— START OF TASK MATERIAL —
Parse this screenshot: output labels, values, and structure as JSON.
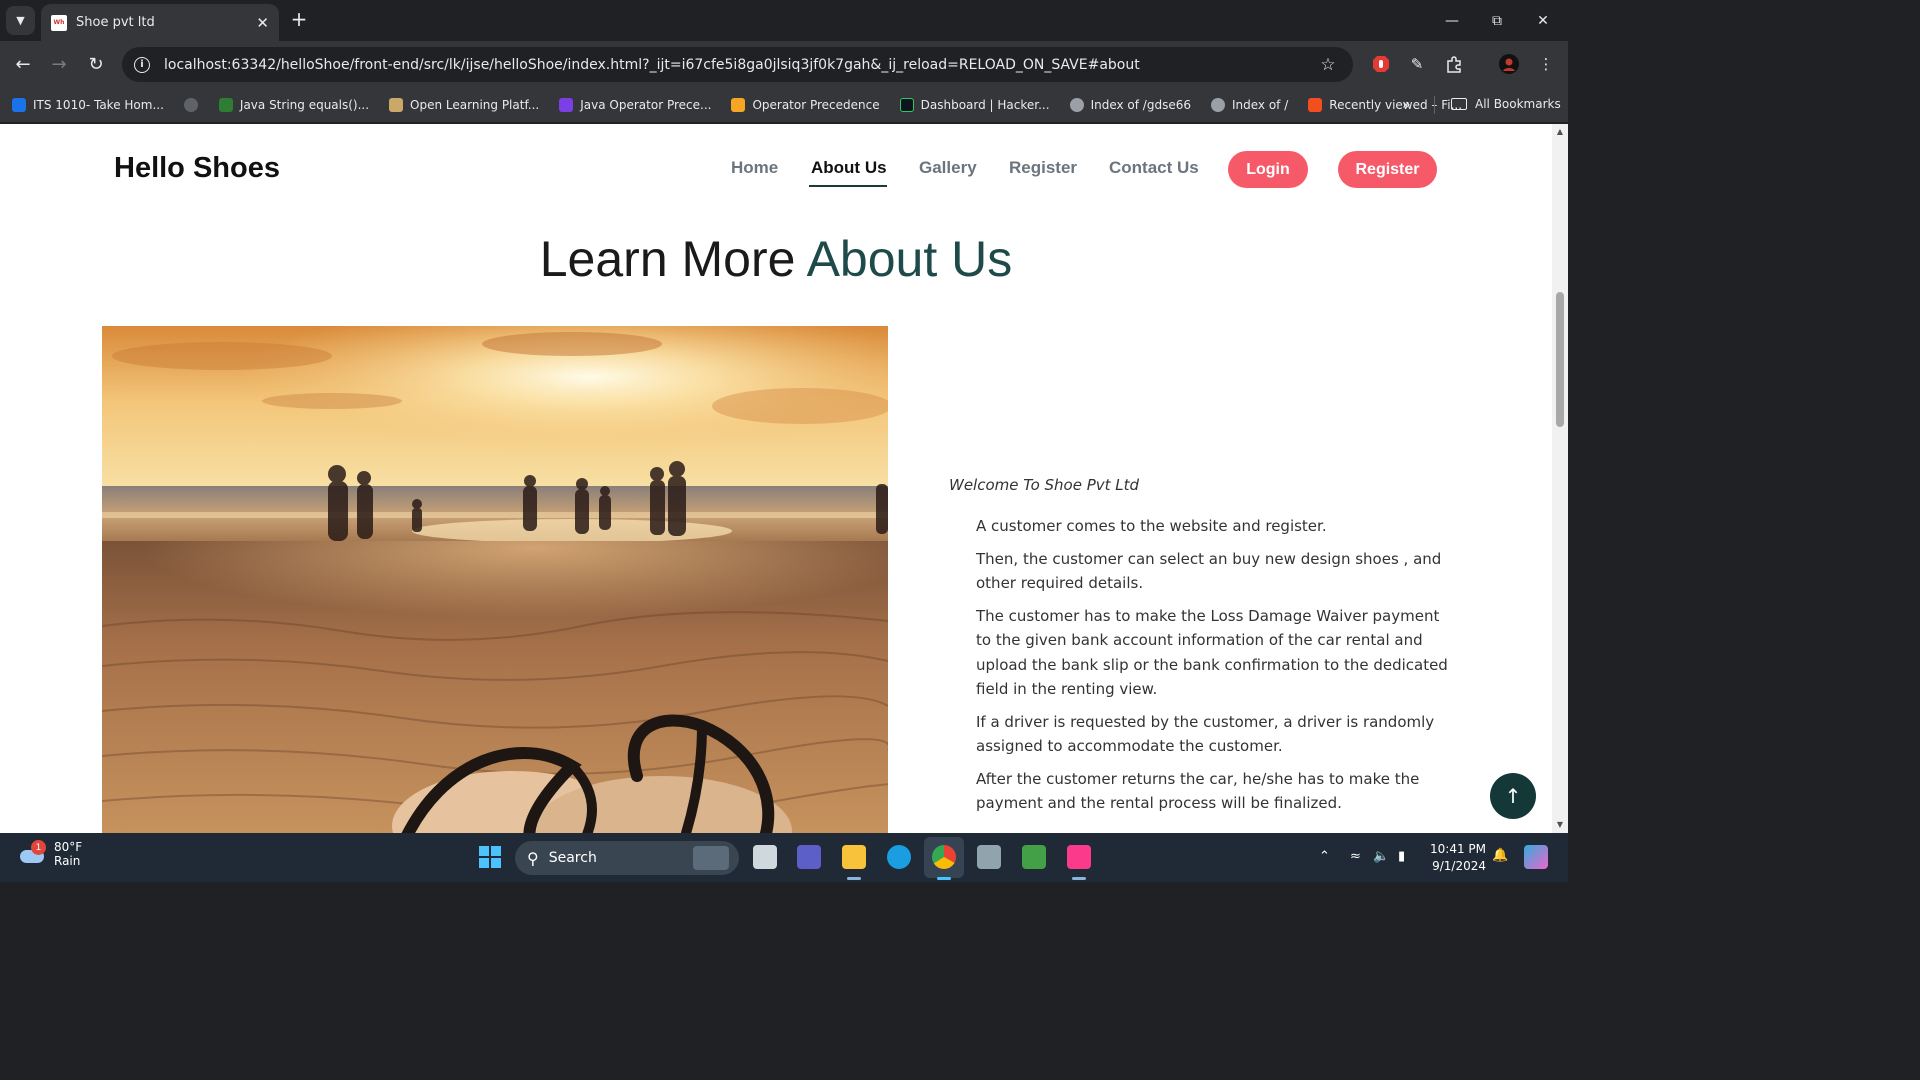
{
  "browser": {
    "tab": {
      "favicon_text": "Wh",
      "title": "Shoe pvt ltd"
    },
    "url": "localhost:63342/helloShoe/front-end/src/lk/ijse/helloShoe/index.html?_ijt=i67cfe5i8ga0jlsiq3jf0k7gah&_ij_reload=RELOAD_ON_SAVE#about",
    "bookmarks": [
      {
        "label": "ITS 1010- Take Hom...",
        "color": "#1a73e8"
      },
      {
        "label": "",
        "color": "#5f6368"
      },
      {
        "label": "Java String equals()...",
        "color": "#2e7d32"
      },
      {
        "label": "Open Learning Platf...",
        "color": "#c9a86a"
      },
      {
        "label": "Java Operator Prece...",
        "color": "#7b3fe4"
      },
      {
        "label": "Operator Precedence",
        "color": "#f5a623"
      },
      {
        "label": "Dashboard | Hacker...",
        "color": "#0e141e"
      },
      {
        "label": "Index of /gdse66",
        "color": "#9aa0a6"
      },
      {
        "label": "Index of /",
        "color": "#9aa0a6"
      },
      {
        "label": "Recently viewed – Fi...",
        "color": "#f24e1e"
      }
    ],
    "all_bookmarks": "All Bookmarks"
  },
  "site": {
    "brand": "Hello Shoes",
    "nav": [
      {
        "label": "Home",
        "active": false
      },
      {
        "label": "About Us",
        "active": true
      },
      {
        "label": "Gallery",
        "active": false
      },
      {
        "label": "Register",
        "active": false
      },
      {
        "label": "Contact Us",
        "active": false
      }
    ],
    "login_button": "Login",
    "register_button": "Register",
    "heading_plain": "Learn More ",
    "heading_highlight": "About Us",
    "welcome": "Welcome To Shoe Pvt Ltd",
    "steps": [
      "A customer comes to the website and register.",
      "Then, the customer can select an buy new design shoes , and other required details.",
      "The customer has to make the Loss Damage Waiver payment to the given bank account information of the car rental and upload the bank slip or the bank confirmation to the dedicated field in the renting view.",
      "If a driver is requested by the customer, a driver is randomly assigned to accommodate the customer.",
      "After the customer returns the car, he/she has to make the payment and the rental process will be finalized."
    ],
    "colors": {
      "accent_pill": "#f65a69",
      "heading_highlight": "#1f4a4a",
      "back_to_top": "#143838"
    }
  },
  "taskbar": {
    "weather_temp": "80°F",
    "weather_desc": "Rain",
    "weather_badge": "1",
    "search_label": "Search",
    "time": "10:41 PM",
    "date": "9/1/2024"
  }
}
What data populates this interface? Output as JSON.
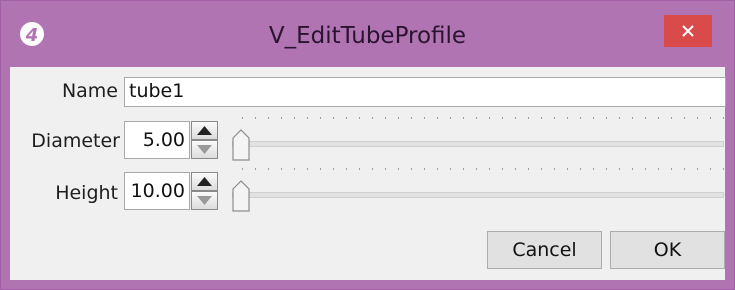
{
  "window": {
    "title": "V_EditTubeProfile",
    "close_symbol": "×",
    "title_bar_color": "#b174b3",
    "close_button_color": "#d94a4a",
    "app_icon": "logo-4-icon"
  },
  "form": {
    "name_label": "Name",
    "name_value": "tube1",
    "diameter_label": "Diameter",
    "diameter_value": "5.00",
    "height_label": "Height",
    "height_value": "10.00"
  },
  "sliders": {
    "diameter_level": 0,
    "height_level": 0
  },
  "buttons": {
    "cancel_label": "Cancel",
    "ok_label": "OK"
  }
}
— END OF TASK MATERIAL —
**WHAT NEEDS TO BE DONE:** Work out how many lines of the data above hold the word "payment", and write only the count.

**SOLUTION TO THE EXERCISE:** 2